▶ **Aim**: Pick out all lines with the word "словами" from the records that follow.

— BEGIN Supplied records —

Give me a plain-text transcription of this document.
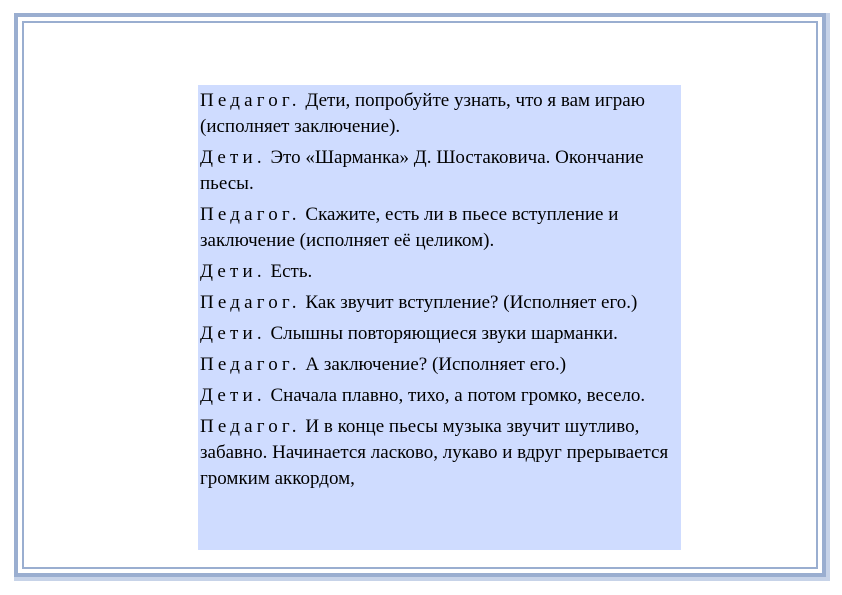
Педагог. Дети, попробуйте узнать, что я вам играю (исполняет заключение).

Дети. Это «Шарманка» Д. Шостаковича. Окончание пьесы.

Педагог. Скажите, есть ли в пьесе вступление и заключение (исполняет её целиком).

Дети. Есть.

Педагог. Как звучит вступление? (Исполняет его.)

Дети. Слышны повторяющиеся звуки шарманки.

Педагог. А заключение? (Исполняет его.)

Дети. Сначала плавно, тихо, а потом громко, весело.

Педагог. И в конце пьесы музыка звучит шутливо, забавно. Начинается ласково, лукаво и вдруг прерывается громким аккордом,
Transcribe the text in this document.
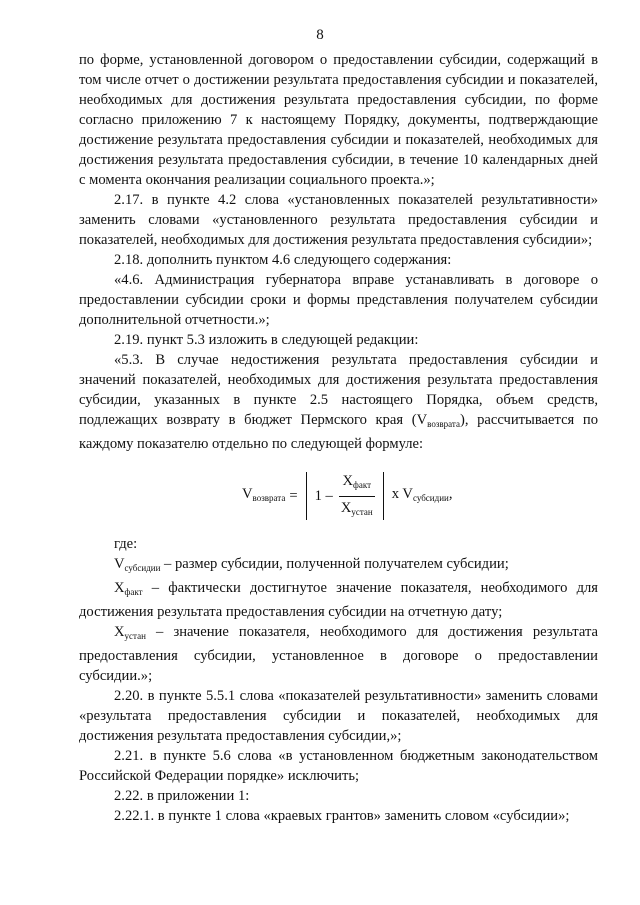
8

по форме, установленной договором о предоставлении субсидии, содержащий в том числе отчет о достижении результата предоставления субсидии и показателей, необходимых для достижения результата предоставления субсидии, по форме согласно приложению 7 к настоящему Порядку, документы, подтверждающие достижение результата предоставления субсидии и показателей, необходимых для достижения результата предоставления субсидии, в течение 10 календарных дней с момента окончания реализации социального проекта.»;

2.17. в пункте 4.2 слова «установленных показателей результативности» заменить словами «установленного результата предоставления субсидии и показателей, необходимых для достижения результата предоставления субсидии»;

2.18. дополнить пунктом 4.6 следующего содержания:

«4.6. Администрация губернатора вправе устанавливать в договоре о предоставлении субсидии сроки и формы представления получателем субсидии дополнительной отчетности.»;

2.19. пункт 5.3 изложить в следующей редакции:

«5.3. В случае недостижения результата предоставления субсидии и значений показателей, необходимых для достижения результата предоставления субсидии, указанных в пункте 2.5 настоящего Порядка, объем средств, подлежащих возврату в бюджет Пермского края $(V_{возврата})$, рассчитывается по каждому показателю отдельно по следующей формуле:

$V_{возврата} = 1 - \frac{X_{факт}}{X_{устан}}$ x $V_{субсидии}$,

где:

$V_{субсидии}$ – размер субсидии, полученной получателем субсидии;

$X_{факт}$ – фактически достигнутое значение показателя, необходимого для достижения результата предоставления субсидии на отчетную дату;

$X_{устан}$ – значение показателя, необходимого для достижения результата предоставления субсидии, установленное в договоре о предоставлении субсидии.»;

2.20. в пункте 5.5.1 слова «показателей результативности» заменить словами «результата предоставления субсидии и показателей, необходимых для достижения результата предоставления субсидии,»;

2.21. в пункте 5.6 слова «в установленном бюджетным законодательством Российской Федерации порядке» исключить;

2.22. в приложении 1:

2.22.1. в пункте 1 слова «краевых грантов» заменить словом «субсидии»;
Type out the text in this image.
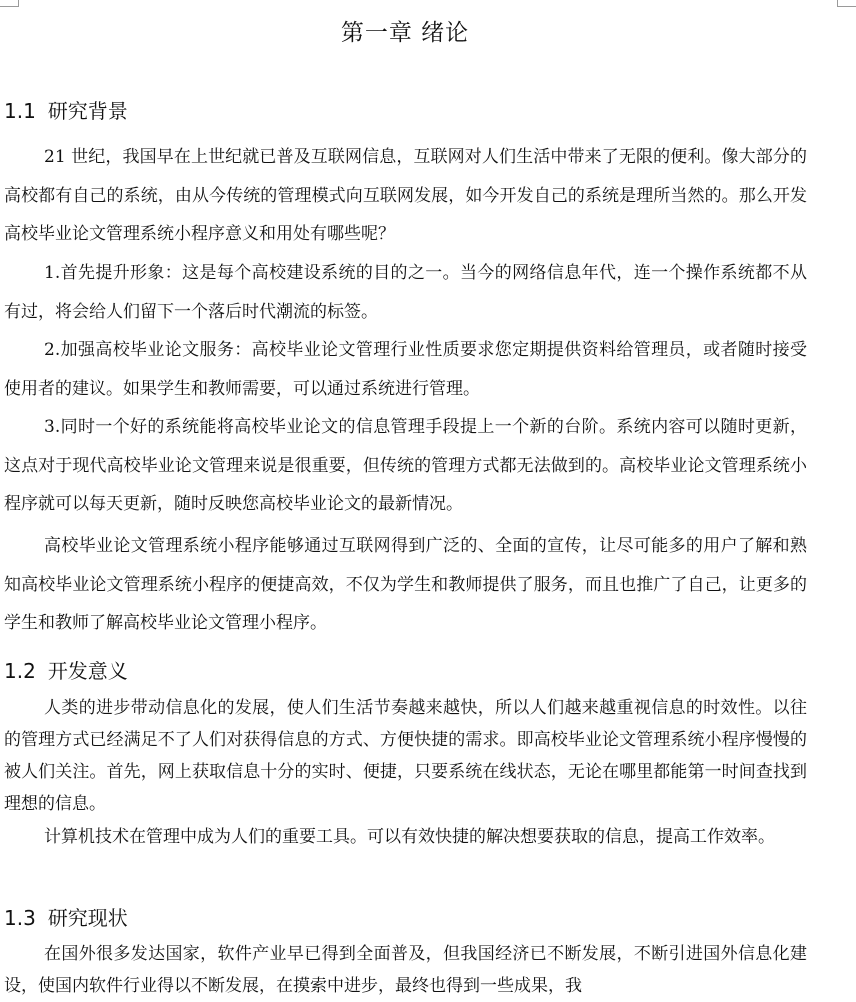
第一章 绪论
1.1 研究背景

21 世纪，我国早在上世纪就已普及互联网信息，互联网对人们生活中带来了无限的便利。像大部分的高校都有自己的系统，由从今传统的管理模式向互联网发展，如今开发自己的系统是理所当然的。那么开发高校毕业论文管理系统小程序意义和用处有哪些呢？

1.首先提升形象：这是每个高校建设系统的目的之一。当今的网络信息年代，连一个操作系统都不从有过，将会给人们留下一个落后时代潮流的标签。

2.加强高校毕业论文服务：高校毕业论文管理行业性质要求您定期提供资料给管理员，或者随时接受使用者的建议。如果学生和教师需要，可以通过系统进行管理。

3.同时一个好的系统能将高校毕业论文的信息管理手段提上一个新的台阶。系统内容可以随时更新，这点对于现代高校毕业论文管理来说是很重要，但传统的管理方式都无法做到的。高校毕业论文管理系统小程序就可以每天更新，随时反映您高校毕业论文的最新情况。

高校毕业论文管理系统小程序能够通过互联网得到广泛的、全面的宣传，让尽可能多的用户了解和熟知高校毕业论文管理系统小程序的便捷高效，不仅为学生和教师提供了服务，而且也推广了自己，让更多的学生和教师了解高校毕业论文管理小程序。

1.2 开发意义

人类的进步带动信息化的发展，使人们生活节奏越来越快，所以人们越来越重视信息的时效性。以往的管理方式已经满足不了人们对获得信息的方式、方便快捷的需求。即高校毕业论文管理系统小程序慢慢的被人们关注。首先，网上获取信息十分的实时、便捷，只要系统在线状态，无论在哪里都能第一时间查找到理想的信息。

计算机技术在管理中成为人们的重要工具。可以有效快捷的解决想要获取的信息，提高工作效率。

1.3 研究现状

在国外很多发达国家，软件产业早已得到全面普及，但我国经济已不断发展，不断引进国外信息化建设，使国内软件行业得以不断发展，在摸索中进步，最终也得到一些成果，我
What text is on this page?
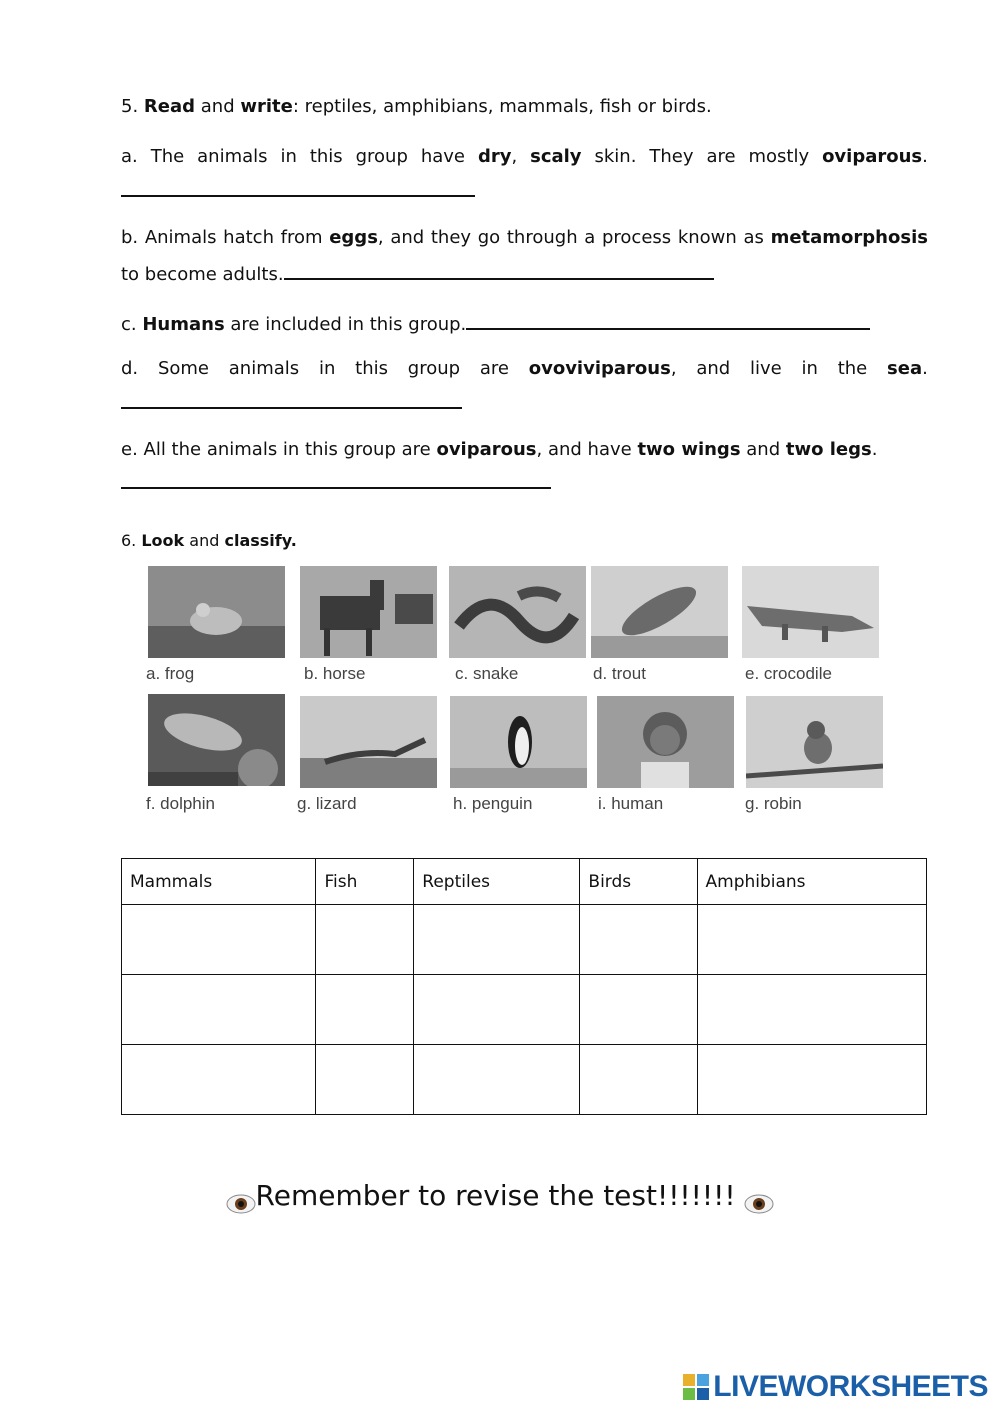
5. Read and write: reptiles, amphibians, mammals, fish or birds.
a. The animals in this group have dry, scaly skin. They are mostly oviparous.
b. Animals hatch from eggs, and they go through a process known as metamorphosis
to become adults.
c. Humans are included in this group.
d. Some animals in this group are ovoviviparous, and live in the sea.
e. All the animals in this group are oviparous, and have two wings and two legs.
6. Look and classify.
a. frog	b. horse	c. snake	d. trout	e. crocodile
f. dolphin	g. lizard	h. penguin	i. human	g. robin
Mammals	Fish	Reptiles	Birds	Amphibians

Remember to revise the test!!!!!!!
LIVEWORKSHEETS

— END Supplied records —

▶ **Correct result**:
2.17. в пункте 4.2 слова «установленных показателей результативности» заменить словами «установленного результата предоставления субсидии и показателей, необходимых для достижения результата предоставления субсидии»;
2.20. в пункте 5.5.1 слова «показателей результативности» заменить словами «результата предоставления субсидии и показателей, необходимых для достижения результата предоставления субсидии,»;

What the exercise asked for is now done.